> **REQUIRED TASK**
Leave out the pictures and restate the rest of the data exactly.

> **AVAILABLE DATA**
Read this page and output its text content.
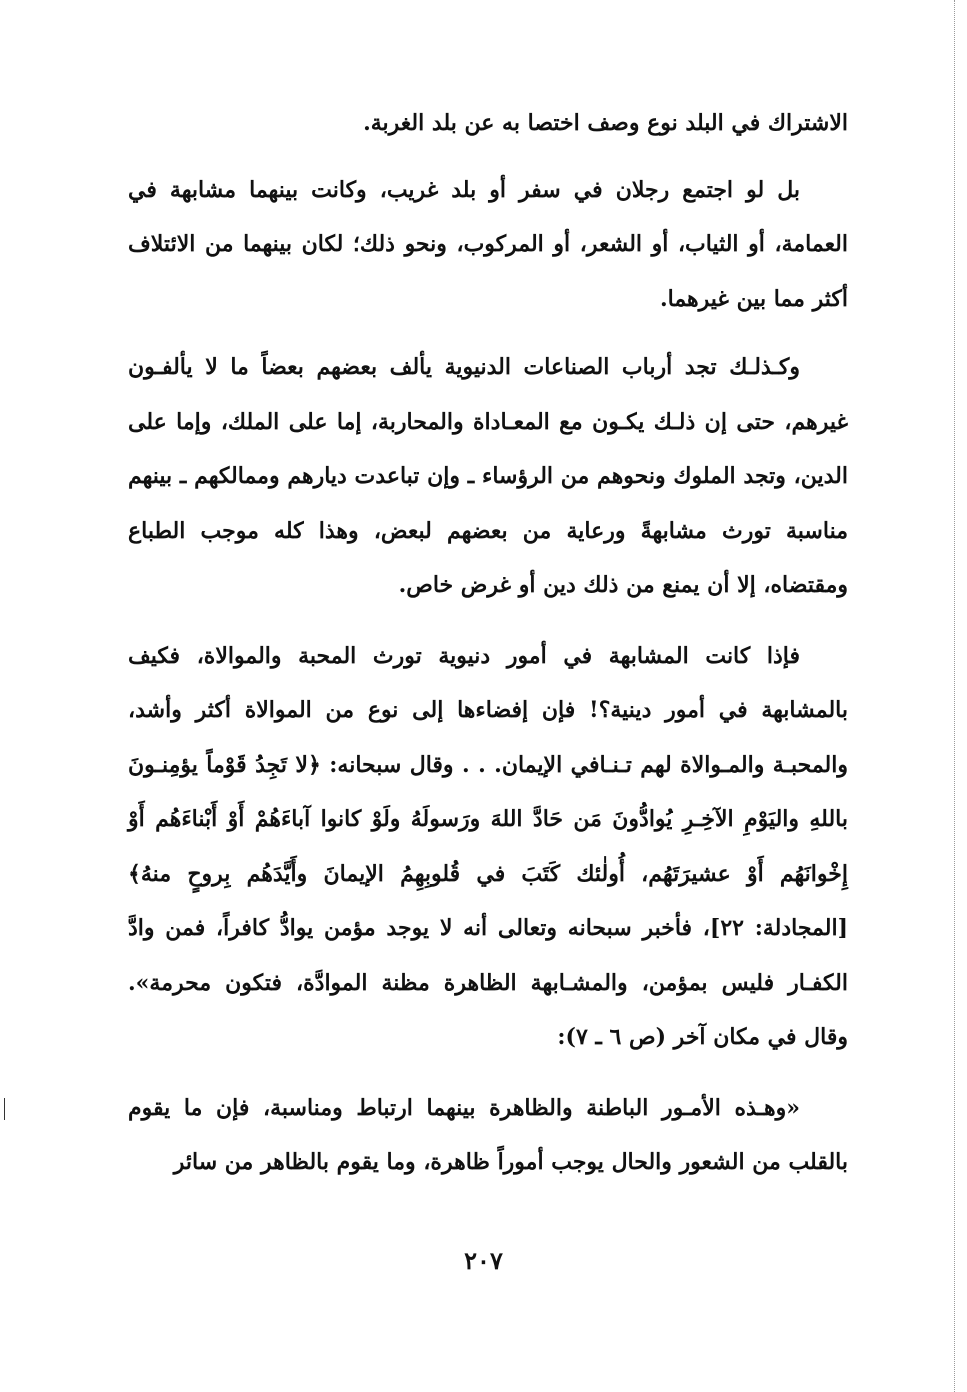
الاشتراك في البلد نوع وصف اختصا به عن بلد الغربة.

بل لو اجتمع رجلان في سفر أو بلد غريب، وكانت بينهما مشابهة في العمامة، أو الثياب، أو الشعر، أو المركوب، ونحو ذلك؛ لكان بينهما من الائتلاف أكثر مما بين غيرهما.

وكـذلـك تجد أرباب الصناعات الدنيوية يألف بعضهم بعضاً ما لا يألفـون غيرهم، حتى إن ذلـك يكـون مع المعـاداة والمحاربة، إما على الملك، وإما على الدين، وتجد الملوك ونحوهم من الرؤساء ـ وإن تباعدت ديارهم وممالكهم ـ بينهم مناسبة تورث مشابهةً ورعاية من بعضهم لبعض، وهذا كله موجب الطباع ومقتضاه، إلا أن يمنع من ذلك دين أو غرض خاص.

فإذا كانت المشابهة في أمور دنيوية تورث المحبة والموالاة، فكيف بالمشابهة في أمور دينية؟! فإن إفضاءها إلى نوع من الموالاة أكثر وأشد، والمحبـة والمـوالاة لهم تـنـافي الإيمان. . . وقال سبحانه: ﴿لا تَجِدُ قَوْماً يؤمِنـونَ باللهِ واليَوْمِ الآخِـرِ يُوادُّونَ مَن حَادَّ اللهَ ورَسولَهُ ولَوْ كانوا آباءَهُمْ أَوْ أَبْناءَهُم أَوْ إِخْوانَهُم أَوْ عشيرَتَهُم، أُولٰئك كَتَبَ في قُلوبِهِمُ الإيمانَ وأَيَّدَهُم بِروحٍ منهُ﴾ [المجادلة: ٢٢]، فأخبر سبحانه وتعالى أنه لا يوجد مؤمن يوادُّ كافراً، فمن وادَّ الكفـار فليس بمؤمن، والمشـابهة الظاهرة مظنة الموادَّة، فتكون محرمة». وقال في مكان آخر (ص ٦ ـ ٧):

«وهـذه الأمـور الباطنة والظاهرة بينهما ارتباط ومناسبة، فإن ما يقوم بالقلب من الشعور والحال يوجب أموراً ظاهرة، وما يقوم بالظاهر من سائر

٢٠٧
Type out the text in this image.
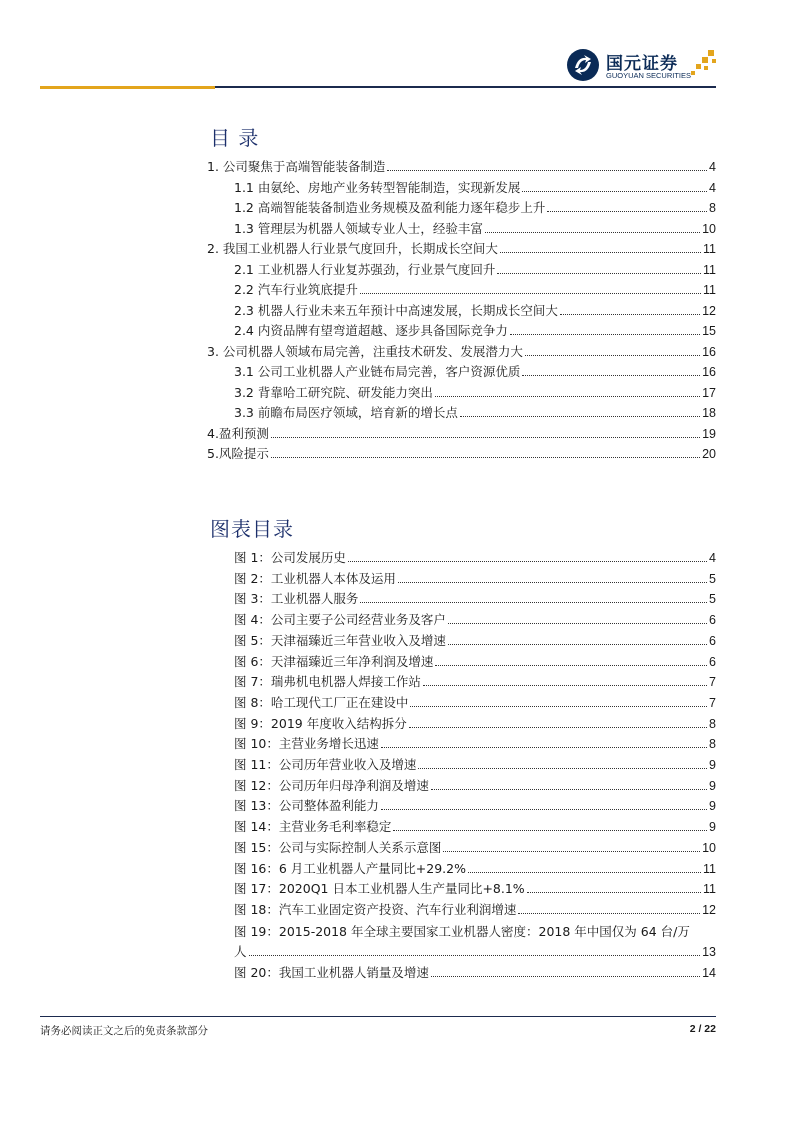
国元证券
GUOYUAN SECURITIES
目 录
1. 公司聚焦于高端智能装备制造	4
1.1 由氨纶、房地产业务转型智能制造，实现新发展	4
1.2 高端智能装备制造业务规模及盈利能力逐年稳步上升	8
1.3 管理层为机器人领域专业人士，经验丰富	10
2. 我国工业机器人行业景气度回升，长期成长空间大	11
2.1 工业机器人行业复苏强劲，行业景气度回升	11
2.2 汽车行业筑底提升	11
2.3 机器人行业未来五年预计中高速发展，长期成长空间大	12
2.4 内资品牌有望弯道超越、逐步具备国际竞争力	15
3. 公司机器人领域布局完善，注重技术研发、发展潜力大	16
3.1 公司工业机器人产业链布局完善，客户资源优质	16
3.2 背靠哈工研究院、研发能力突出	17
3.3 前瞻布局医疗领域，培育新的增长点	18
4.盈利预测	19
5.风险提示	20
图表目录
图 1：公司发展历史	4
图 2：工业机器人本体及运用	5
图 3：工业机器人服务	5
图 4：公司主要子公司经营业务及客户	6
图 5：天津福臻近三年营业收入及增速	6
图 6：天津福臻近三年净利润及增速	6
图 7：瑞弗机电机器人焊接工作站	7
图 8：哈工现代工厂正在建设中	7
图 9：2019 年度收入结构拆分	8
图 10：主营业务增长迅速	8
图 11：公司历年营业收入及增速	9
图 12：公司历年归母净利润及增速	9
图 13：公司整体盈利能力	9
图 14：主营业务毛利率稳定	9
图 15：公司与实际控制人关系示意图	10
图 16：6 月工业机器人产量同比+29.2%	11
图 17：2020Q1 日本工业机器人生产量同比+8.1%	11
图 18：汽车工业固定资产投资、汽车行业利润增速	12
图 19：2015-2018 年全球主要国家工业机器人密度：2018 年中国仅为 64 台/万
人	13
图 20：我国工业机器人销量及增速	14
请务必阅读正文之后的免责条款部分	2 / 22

> **THE ANSWER**
Read this page and output its text content.
الاشتراك في البلد نوع وصف اختصا به عن بلد الغربة.

بل لو اجتمع رجلان في سفر أو بلد غريب، وكانت بينهما مشابهة في العمامة، أو الثياب، أو الشعر، أو المركوب، ونحو ذلك؛ لكان بينهما من الائتلاف أكثر مما بين غيرهما.

وكـذلـك تجد أرباب الصناعات الدنيوية يألف بعضهم بعضاً ما لا يألفـون غيرهم، حتى إن ذلـك يكـون مع المعـاداة والمحاربة، إما على الملك، وإما على الدين، وتجد الملوك ونحوهم من الرؤساء ـ وإن تباعدت ديارهم وممالكهم ـ بينهم مناسبة تورث مشابهةً ورعاية من بعضهم لبعض، وهذا كله موجب الطباع ومقتضاه، إلا أن يمنع من ذلك دين أو غرض خاص.

فإذا كانت المشابهة في أمور دنيوية تورث المحبة والموالاة، فكيف بالمشابهة في أمور دينية؟! فإن إفضاءها إلى نوع من الموالاة أكثر وأشد، والمحبـة والمـوالاة لهم تـنـافي الإيمان. . . وقال سبحانه: ﴿لا تَجِدُ قَوْماً يؤمِنـونَ باللهِ واليَوْمِ الآخِـرِ يُوادُّونَ مَن حَادَّ اللهَ ورَسولَهُ ولَوْ كانوا آباءَهُمْ أَوْ أَبْناءَهُم أَوْ إِخْوانَهُم أَوْ عشيرَتَهُم، أُولٰئك كَتَبَ في قُلوبِهِمُ الإيمانَ وأَيَّدَهُم بِروحٍ منهُ﴾ [المجادلة: ٢٢]، فأخبر سبحانه وتعالى أنه لا يوجد مؤمن يوادُّ كافراً، فمن وادَّ الكفـار فليس بمؤمن، والمشـابهة الظاهرة مظنة الموادَّة، فتكون محرمة». وقال في مكان آخر (ص ٦ ـ ٧):

«وهـذه الأمـور الباطنة والظاهرة بينهما ارتباط ومناسبة، فإن ما يقوم بالقلب من الشعور والحال يوجب أموراً ظاهرة، وما يقوم بالظاهر من سائر

٢٠٧
Type out the text in this image.
国元证券
GUOYUAN SECURITIES
目 录
1. 公司聚焦于高端智能装备制造	4
1.1 由氨纶、房地产业务转型智能制造，实现新发展	4
1.2 高端智能装备制造业务规模及盈利能力逐年稳步上升	8
1.3 管理层为机器人领域专业人士，经验丰富	10
2. 我国工业机器人行业景气度回升，长期成长空间大	11
2.1 工业机器人行业复苏强劲，行业景气度回升	11
2.2 汽车行业筑底提升	11
2.3 机器人行业未来五年预计中高速发展，长期成长空间大	12
2.4 内资品牌有望弯道超越、逐步具备国际竞争力	15
3. 公司机器人领域布局完善，注重技术研发、发展潜力大	16
3.1 公司工业机器人产业链布局完善，客户资源优质	16
3.2 背靠哈工研究院、研发能力突出	17
3.3 前瞻布局医疗领域，培育新的增长点	18
4.盈利预测	19
5.风险提示	20
图表目录
图 1：公司发展历史	4
图 2：工业机器人本体及运用	5
图 3：工业机器人服务	5
图 4：公司主要子公司经营业务及客户	6
图 5：天津福臻近三年营业收入及增速	6
图 6：天津福臻近三年净利润及增速	6
图 7：瑞弗机电机器人焊接工作站	7
图 8：哈工现代工厂正在建设中	7
图 9：2019 年度收入结构拆分	8
图 10：主营业务增长迅速	8
图 11：公司历年营业收入及增速	9
图 12：公司历年归母净利润及增速	9
图 13：公司整体盈利能力	9
图 14：主营业务毛利率稳定	9
图 15：公司与实际控制人关系示意图	10
图 16：6 月工业机器人产量同比+29.2%	11
图 17：2020Q1 日本工业机器人生产量同比+8.1%	11
图 18：汽车工业固定资产投资、汽车行业利润增速	12
图 19：2015-2018 年全球主要国家工业机器人密度：2018 年中国仅为 64 台/万
人	13
图 20：我国工业机器人销量及增速	14
请务必阅读正文之后的免责条款部分	2 / 22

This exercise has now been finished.